SHORT TASK A:
Answer these questions using the post about Klein bottles and paper topology.
(i) Which Thingiverse user made the Steampunk Klein Bottle model?
(ii) What did the boys bring over to help make the torus?
(iii) Which shape was very tough for the boys to see and understand?

EXTRACTED TEXT:
- - - -

My younger son has been interested in Klein bottles for the last couple of days. Not sure why, but we’ve printed out three Klein bottle models from Thingiverse that he’s enjoyed playing around with:
The links to each of the three models on Thingiverse are below:
Voronoi Klein Bottle by MadOverlord
Steampunk Klein Bottle by adamwebb
Klein bottle with base by mpatoulachik
My son’s sudden interest in these models made me think of a fun topology project we could do this morning – showing the boys how to represent the Klein bottle + some other shapes as a single sheet of paper. The basics of the idea is on this Wikipedia page:
I started with a reminder of how to make Möbius strips. This simple idea got the boys doing something that they already knew how to do, but gave me the opportunity to introduce the idea of identifying arrows on a sheet of paper:
Next we moved on to how to make a torus. Since this is the only shape that is really easy to see, I had the boys bring over some silly putty to help make the shape. Only as I’m writing this am I realizing that the silly putty would have been pretty helpful for the sphere, too – oh well! Even with the silly putty, it took a couple of tries to make the shape and for the boys to really see what the shape looks like. Eventually, though . . . “a doughnut!”
The next shape we talked about was the sphere. This was a very tough one for them to see and understand. I think it was hard for them to see that there was an inside and an outside because they sort of got stuck thinking about triangles. By luck the egg-shaped silly putty case was nearby and that helped them see the geometry a little. My guess is that understanding why the square diagram for the sphere does represent a sphere is the key to understanding these diagrams. It is sort of a mind bending exercise when you see it for the first time!

- - - -

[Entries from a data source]
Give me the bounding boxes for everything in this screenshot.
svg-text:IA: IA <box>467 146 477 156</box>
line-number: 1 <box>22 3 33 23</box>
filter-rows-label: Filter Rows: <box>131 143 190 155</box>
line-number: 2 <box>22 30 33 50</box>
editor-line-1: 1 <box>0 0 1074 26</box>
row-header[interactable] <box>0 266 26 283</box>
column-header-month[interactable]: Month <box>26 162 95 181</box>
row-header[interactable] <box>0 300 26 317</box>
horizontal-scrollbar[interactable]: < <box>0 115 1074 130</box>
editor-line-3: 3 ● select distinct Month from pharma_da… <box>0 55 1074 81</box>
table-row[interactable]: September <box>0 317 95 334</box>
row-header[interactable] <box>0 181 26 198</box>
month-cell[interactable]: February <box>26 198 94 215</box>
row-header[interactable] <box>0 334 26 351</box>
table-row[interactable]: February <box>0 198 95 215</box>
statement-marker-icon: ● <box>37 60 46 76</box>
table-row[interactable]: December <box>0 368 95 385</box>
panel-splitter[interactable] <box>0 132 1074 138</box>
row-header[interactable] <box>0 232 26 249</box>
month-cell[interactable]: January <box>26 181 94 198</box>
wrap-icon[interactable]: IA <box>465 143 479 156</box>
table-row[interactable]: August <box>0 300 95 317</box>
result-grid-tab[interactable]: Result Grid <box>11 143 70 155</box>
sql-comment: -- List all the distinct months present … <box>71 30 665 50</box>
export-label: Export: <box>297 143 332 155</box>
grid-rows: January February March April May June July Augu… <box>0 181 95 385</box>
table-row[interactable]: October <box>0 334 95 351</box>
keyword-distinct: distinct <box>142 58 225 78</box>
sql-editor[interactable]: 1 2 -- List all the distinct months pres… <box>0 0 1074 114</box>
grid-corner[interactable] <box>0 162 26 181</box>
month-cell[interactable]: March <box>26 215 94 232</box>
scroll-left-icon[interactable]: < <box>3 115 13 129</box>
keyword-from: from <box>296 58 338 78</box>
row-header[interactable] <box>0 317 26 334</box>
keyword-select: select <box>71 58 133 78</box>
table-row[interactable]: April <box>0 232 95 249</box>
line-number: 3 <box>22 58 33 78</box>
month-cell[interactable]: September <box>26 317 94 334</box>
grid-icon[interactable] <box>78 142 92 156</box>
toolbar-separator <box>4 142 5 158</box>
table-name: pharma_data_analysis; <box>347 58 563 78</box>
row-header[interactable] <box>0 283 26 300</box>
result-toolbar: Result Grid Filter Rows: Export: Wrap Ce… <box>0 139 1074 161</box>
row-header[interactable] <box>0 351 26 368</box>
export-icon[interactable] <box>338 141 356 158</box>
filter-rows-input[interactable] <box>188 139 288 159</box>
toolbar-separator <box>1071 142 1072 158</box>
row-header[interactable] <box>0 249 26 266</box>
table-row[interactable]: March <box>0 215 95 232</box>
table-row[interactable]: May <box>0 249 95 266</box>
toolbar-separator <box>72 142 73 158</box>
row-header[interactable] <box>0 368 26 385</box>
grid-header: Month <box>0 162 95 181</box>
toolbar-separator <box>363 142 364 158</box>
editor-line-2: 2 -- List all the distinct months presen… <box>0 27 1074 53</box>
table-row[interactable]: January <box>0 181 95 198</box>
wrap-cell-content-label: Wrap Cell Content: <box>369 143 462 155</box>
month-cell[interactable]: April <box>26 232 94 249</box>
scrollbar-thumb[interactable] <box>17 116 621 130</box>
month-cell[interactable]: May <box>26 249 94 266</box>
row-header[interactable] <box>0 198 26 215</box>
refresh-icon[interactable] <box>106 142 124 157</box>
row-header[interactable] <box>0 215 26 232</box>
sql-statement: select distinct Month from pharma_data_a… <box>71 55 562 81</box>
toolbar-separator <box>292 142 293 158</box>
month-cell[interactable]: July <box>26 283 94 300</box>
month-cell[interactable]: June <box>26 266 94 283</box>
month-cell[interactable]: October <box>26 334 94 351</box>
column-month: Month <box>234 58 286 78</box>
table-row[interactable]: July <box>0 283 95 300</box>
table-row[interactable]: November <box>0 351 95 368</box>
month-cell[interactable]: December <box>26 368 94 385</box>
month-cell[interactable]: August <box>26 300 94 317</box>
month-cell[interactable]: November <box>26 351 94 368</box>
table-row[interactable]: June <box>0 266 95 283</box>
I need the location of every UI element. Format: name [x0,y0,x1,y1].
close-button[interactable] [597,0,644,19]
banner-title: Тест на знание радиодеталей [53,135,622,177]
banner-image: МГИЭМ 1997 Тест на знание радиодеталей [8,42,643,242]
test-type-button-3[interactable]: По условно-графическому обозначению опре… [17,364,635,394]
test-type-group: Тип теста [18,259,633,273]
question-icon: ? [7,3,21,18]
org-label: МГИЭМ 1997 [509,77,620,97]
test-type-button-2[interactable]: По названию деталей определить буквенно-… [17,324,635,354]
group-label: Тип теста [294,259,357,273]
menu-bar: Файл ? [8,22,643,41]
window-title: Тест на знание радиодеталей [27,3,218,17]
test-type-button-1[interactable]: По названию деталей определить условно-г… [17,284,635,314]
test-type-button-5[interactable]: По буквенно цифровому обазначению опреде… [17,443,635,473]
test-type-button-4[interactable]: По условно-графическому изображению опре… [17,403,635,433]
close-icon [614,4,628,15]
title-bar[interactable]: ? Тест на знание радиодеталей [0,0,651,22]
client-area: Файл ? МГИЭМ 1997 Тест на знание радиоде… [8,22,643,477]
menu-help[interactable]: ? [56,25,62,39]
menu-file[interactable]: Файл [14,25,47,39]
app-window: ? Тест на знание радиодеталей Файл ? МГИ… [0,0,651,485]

- - - -

SHORT TASK B: Retype the part of the entries that opens with their first line and closes with the line containing "table-row[interactable]: February <box>0". Include both of those lines.

TASK SOLUTION A:
(i) adamwebb
(ii) Silly putty
(iii) The sphere

TASK SOLUTION B:
Give me the bounding boxes for everything in this screenshot.
svg-text:IA: IA <box>467 146 477 156</box>
line-number: 1 <box>22 3 33 23</box>
filter-rows-label: Filter Rows: <box>131 143 190 155</box>
line-number: 2 <box>22 30 33 50</box>
editor-line-1: 1 <box>0 0 1074 26</box>
row-header[interactable] <box>0 266 26 283</box>
column-header-month[interactable]: Month <box>26 162 95 181</box>
row-header[interactable] <box>0 300 26 317</box>
horizontal-scrollbar[interactable]: < <box>0 115 1074 130</box>
editor-line-3: 3 ● select distinct Month from pharma_da… <box>0 55 1074 81</box>
table-row[interactable]: September <box>0 317 95 334</box>
row-header[interactable] <box>0 181 26 198</box>
month-cell[interactable]: February <box>26 198 94 215</box>
row-header[interactable] <box>0 334 26 351</box>
table-row[interactable]: February <box>0 198 95 215</box>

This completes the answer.